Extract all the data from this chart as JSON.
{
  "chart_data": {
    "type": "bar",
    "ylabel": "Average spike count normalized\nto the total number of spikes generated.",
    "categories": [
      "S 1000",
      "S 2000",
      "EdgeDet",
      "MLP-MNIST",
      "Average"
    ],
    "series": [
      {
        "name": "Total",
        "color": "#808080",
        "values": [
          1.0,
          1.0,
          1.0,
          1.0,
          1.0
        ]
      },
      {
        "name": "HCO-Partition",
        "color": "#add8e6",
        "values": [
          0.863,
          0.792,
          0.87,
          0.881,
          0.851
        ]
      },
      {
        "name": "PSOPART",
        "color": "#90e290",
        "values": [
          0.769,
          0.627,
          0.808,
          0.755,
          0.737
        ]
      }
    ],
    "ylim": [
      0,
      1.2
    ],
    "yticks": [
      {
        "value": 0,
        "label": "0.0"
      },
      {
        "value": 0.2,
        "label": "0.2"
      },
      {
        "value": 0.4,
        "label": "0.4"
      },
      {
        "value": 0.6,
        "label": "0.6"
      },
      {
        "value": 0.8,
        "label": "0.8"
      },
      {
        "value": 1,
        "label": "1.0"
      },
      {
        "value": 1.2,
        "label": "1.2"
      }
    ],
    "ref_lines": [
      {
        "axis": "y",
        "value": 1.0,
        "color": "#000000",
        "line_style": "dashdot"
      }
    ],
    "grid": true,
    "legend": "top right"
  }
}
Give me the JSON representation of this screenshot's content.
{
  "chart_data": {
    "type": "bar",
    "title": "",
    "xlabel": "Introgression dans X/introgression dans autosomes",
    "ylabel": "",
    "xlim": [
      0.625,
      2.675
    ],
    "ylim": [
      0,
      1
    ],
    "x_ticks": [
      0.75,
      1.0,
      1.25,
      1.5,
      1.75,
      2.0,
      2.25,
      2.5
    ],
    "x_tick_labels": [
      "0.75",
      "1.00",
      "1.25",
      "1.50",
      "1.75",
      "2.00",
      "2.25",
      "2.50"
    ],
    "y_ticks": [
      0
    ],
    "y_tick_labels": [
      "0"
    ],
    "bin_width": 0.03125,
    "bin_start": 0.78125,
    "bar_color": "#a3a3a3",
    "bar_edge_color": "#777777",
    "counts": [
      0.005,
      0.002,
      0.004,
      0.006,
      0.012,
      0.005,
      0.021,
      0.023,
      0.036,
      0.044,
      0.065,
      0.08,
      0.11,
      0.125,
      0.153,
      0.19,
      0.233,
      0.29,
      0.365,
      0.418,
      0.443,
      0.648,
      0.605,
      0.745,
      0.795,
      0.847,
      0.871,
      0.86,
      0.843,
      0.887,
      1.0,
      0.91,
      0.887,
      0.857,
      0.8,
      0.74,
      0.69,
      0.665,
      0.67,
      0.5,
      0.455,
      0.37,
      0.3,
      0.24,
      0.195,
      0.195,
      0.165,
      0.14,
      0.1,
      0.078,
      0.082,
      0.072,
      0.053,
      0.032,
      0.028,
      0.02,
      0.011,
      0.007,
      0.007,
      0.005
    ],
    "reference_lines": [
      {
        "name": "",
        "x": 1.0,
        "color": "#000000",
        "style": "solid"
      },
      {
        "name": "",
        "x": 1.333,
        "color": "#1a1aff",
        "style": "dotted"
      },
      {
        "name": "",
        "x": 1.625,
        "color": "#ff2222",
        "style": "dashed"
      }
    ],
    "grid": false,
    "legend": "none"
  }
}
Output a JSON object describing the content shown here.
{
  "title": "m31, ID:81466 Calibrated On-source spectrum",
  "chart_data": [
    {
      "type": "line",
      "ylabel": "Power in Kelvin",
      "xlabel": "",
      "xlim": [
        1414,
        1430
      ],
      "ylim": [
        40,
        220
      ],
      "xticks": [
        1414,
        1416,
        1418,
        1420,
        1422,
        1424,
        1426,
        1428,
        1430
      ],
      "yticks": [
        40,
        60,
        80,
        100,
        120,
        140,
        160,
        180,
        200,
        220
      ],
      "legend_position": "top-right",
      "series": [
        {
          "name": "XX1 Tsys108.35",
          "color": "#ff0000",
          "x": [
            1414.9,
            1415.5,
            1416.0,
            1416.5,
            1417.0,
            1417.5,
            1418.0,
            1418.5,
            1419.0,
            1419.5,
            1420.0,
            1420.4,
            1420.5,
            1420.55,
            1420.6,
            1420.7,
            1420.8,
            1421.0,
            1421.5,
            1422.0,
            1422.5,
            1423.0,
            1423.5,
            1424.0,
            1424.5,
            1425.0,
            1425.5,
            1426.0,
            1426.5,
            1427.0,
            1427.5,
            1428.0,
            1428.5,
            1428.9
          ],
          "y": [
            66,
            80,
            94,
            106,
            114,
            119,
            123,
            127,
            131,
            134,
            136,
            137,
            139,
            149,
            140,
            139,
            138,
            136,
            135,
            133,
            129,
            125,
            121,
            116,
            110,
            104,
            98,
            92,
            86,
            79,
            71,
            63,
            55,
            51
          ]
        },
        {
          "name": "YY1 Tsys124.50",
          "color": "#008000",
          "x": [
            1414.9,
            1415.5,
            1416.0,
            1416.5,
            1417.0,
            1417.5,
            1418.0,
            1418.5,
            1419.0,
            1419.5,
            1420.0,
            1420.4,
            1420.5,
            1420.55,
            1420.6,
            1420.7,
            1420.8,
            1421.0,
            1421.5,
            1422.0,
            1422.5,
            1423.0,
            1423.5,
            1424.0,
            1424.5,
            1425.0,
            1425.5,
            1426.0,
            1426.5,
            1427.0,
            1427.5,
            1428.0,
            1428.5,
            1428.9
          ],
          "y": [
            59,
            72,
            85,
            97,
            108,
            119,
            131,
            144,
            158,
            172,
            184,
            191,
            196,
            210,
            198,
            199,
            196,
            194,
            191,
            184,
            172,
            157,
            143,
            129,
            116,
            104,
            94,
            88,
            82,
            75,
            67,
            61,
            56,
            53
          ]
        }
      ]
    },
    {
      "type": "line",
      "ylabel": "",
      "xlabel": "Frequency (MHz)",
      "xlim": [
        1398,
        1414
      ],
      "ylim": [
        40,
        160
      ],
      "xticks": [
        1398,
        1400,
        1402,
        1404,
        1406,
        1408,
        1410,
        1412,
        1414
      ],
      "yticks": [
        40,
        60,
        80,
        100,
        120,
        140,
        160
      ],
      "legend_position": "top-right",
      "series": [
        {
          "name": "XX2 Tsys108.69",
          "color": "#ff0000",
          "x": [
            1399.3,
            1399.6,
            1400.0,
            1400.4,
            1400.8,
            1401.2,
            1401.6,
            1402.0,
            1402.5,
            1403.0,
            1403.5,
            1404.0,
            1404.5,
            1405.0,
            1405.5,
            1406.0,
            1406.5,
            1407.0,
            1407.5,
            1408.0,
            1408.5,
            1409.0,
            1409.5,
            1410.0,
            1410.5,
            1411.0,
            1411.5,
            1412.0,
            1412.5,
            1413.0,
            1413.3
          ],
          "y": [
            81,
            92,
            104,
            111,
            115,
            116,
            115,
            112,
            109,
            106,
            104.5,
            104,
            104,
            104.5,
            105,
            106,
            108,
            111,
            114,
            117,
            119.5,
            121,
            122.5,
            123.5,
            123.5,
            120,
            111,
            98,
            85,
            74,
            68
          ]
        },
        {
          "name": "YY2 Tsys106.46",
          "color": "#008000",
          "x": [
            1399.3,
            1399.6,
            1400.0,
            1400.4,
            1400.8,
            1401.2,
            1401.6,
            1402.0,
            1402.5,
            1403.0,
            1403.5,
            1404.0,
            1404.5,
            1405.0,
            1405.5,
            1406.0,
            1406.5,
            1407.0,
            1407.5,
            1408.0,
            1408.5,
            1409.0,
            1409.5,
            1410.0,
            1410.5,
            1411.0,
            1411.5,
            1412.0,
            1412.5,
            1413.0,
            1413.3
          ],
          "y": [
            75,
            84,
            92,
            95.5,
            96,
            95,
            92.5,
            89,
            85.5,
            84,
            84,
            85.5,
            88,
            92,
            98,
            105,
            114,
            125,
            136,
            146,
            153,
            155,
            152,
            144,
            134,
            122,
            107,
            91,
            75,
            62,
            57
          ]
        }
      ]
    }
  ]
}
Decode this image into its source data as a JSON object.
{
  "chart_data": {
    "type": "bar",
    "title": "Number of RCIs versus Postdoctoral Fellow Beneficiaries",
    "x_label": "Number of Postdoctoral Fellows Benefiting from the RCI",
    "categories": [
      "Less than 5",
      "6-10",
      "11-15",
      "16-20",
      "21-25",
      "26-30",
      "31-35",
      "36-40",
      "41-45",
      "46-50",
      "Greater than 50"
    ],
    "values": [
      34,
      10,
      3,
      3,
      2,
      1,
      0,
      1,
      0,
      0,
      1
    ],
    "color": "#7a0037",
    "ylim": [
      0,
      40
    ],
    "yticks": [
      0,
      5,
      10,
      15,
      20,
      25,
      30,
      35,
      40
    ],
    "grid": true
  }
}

◆ Work instructions
Gather all lines where the word "Average" appears.

◆ Task answer
    "ylabel": "Average spike count normalized\nto the total number of spikes generated.",
      "Average"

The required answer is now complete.